▸ **WRITTEN PROBLEM**
Give an exact transcription of every line, dropping the images.

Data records
* * *

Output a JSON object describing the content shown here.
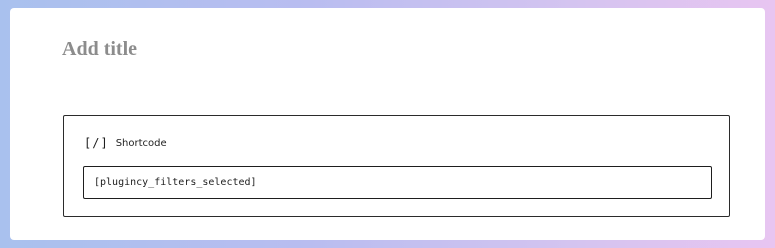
{
  "editor": {
    "title_placeholder": "Add title"
  },
  "shortcode_block": {
    "icon": "shortcode-icon",
    "icon_glyph": "[/]",
    "label": "Shortcode",
    "value": "[plugincy_filters_selected]"
  },
  "colors": {
    "gradient_start": "#a9c1ee",
    "gradient_end": "#e8c5f1",
    "title_placeholder": "#8c8c8c",
    "border": "#1e1e1e"
  }
}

* * *

▸ **RESULT**
Output a JSON object describing the content shown here.
{
  "editor": {
    "title_placeholder": "Add title"
  },
  "shortcode_block": {
    "icon": "shortcode-icon",
    "icon_glyph": "[/]",
    "label": "Shortcode",
    "value": "[plugincy_filters_selected]"
  },
  "colors": {
    "gradient_start": "#a9c1ee",
    "gradient_end": "#e8c5f1",
    "title_placeholder": "#8c8c8c",
    "border": "#1e1e1e"
  }
}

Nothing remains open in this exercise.